§ **STATED EXERCISE**
Read through the entries below and return each line with the word "data".

§ **MATERIAL FOR THIS TASK**
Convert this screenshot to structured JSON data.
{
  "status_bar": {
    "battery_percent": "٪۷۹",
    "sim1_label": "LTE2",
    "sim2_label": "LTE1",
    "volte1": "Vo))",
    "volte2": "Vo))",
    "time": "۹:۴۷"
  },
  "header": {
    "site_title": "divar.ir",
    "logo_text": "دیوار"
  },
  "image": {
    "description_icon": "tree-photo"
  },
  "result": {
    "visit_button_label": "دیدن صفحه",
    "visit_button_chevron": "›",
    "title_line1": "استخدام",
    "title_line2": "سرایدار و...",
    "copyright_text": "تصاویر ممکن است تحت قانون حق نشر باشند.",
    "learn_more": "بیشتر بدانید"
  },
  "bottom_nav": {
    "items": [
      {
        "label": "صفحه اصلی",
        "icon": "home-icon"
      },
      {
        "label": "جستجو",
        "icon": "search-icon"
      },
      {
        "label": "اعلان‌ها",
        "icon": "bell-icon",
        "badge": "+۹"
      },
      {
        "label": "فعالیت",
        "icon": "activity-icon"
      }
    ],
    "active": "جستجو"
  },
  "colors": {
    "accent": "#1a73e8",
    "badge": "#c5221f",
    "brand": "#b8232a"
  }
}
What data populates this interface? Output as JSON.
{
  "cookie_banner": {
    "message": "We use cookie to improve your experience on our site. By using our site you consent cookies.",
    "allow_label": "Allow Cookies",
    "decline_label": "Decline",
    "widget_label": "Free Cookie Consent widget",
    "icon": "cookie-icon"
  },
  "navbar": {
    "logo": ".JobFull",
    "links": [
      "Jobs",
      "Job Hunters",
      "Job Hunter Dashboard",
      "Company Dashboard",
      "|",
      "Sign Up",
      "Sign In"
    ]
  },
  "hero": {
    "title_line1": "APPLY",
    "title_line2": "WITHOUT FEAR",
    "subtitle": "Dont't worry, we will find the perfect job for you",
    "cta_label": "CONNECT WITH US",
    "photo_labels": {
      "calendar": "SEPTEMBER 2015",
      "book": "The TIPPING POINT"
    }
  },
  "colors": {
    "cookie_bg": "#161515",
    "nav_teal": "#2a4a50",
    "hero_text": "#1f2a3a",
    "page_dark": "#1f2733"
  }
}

§ **WORKED SOLUTION**
Convert this screenshot to structured JSON data.
What data populates this interface? Output as JSON.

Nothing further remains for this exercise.